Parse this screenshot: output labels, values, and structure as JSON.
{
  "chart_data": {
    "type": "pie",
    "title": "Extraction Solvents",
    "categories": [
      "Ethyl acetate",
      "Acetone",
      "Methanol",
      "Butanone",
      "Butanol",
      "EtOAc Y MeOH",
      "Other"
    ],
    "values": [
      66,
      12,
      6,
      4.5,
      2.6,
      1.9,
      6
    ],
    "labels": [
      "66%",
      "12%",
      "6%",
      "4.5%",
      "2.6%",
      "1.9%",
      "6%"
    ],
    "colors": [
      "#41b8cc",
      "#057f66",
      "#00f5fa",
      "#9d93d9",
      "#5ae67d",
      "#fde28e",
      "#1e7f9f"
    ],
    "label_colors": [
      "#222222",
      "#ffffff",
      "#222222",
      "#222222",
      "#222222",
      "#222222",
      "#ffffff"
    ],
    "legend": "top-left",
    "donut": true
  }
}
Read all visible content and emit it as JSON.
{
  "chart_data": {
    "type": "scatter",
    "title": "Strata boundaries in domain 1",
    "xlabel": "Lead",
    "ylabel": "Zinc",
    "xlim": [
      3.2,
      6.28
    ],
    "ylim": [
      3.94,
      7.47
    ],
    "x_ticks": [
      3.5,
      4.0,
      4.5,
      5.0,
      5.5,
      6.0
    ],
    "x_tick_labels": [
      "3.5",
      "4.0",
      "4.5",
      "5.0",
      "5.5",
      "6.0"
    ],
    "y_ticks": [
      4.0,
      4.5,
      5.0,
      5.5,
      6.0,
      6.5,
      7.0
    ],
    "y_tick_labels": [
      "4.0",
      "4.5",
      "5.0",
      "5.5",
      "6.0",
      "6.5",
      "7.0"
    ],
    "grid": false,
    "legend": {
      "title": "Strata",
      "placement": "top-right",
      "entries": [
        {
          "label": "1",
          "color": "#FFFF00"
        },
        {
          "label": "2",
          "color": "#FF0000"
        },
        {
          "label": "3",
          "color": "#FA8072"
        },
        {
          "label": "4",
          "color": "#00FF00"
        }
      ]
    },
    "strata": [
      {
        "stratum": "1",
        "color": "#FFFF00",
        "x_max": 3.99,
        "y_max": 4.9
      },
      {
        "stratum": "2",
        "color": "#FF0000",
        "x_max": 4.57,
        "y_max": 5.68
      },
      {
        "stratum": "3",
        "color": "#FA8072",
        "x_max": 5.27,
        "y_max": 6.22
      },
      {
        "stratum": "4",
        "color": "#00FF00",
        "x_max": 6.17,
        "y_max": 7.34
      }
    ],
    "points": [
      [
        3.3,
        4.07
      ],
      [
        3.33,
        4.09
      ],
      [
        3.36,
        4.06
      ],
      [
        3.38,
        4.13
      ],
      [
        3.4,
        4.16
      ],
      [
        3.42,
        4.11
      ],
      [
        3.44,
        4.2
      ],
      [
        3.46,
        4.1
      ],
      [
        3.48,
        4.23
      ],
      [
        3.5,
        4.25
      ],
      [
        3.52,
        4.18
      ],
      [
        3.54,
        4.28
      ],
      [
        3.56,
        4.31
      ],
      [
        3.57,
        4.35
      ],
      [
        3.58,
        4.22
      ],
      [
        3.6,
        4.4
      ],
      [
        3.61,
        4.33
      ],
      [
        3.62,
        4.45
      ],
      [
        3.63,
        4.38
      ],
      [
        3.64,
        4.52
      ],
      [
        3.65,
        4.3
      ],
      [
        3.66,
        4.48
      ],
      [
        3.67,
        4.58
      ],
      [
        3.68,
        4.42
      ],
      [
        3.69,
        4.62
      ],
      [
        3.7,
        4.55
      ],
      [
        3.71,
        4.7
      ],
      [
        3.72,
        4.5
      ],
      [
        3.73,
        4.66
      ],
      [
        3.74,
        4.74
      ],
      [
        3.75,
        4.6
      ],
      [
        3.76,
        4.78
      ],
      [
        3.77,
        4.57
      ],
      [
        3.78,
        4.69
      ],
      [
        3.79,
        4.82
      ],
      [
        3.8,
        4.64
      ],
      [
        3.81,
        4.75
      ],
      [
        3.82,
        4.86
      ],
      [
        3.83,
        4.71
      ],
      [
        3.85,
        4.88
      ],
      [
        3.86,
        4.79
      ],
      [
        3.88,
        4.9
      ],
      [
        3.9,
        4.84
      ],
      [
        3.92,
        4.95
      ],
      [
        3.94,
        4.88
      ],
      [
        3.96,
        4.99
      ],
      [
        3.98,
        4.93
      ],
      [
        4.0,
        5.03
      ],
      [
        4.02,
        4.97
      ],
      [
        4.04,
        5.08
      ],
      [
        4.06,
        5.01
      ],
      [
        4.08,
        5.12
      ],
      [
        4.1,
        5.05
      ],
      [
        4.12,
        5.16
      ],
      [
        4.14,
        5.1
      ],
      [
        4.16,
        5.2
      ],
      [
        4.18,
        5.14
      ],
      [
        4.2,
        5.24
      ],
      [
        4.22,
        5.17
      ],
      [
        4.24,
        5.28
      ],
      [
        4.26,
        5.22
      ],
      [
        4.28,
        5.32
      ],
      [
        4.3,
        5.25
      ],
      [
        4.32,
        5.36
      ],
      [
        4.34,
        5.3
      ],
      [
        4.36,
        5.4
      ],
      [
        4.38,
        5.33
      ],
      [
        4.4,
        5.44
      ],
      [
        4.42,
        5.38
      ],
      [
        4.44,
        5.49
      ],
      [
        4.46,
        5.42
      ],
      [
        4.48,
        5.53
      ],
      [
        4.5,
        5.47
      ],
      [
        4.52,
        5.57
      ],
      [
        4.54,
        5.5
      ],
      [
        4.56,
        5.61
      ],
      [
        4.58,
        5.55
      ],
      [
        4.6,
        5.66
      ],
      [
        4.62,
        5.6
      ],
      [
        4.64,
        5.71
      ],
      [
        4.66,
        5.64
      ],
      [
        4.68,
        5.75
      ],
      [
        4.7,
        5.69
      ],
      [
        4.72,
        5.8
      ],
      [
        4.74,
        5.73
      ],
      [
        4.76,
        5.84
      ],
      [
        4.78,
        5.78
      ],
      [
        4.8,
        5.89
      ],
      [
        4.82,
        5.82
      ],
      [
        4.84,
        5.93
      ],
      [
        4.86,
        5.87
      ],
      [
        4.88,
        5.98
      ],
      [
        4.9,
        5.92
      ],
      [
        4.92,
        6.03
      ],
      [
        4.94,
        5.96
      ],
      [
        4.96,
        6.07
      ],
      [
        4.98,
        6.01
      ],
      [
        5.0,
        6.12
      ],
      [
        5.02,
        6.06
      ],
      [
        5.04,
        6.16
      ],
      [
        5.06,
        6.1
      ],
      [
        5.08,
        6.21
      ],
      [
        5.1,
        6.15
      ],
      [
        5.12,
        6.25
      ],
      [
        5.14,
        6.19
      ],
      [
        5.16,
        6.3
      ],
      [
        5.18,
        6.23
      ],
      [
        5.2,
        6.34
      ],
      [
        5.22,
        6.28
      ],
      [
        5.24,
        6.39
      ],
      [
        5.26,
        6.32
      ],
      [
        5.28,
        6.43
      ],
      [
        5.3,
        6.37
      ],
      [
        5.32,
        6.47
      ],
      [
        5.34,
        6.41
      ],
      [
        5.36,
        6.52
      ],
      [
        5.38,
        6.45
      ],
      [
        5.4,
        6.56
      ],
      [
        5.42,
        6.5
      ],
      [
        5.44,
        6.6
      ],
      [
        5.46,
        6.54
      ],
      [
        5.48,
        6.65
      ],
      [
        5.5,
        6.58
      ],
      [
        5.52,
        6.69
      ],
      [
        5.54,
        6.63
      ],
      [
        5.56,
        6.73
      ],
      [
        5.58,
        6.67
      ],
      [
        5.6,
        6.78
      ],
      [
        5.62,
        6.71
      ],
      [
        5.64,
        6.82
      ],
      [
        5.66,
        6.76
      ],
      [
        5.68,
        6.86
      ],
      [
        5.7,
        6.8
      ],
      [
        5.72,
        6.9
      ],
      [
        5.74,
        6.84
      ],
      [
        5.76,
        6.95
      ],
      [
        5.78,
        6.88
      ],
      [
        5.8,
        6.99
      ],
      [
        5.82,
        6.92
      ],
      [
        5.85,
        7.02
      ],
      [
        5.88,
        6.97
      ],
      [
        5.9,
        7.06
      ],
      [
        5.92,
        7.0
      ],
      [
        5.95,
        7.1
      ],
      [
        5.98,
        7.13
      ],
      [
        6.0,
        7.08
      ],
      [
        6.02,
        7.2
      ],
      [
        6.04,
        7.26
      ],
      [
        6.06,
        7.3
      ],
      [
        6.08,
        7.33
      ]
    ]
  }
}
^^^^^^^^
=== THE PROBLEM ===
Only a number is wanted: how many lines of the data above contain "title"?

=== OUTPUT ===
3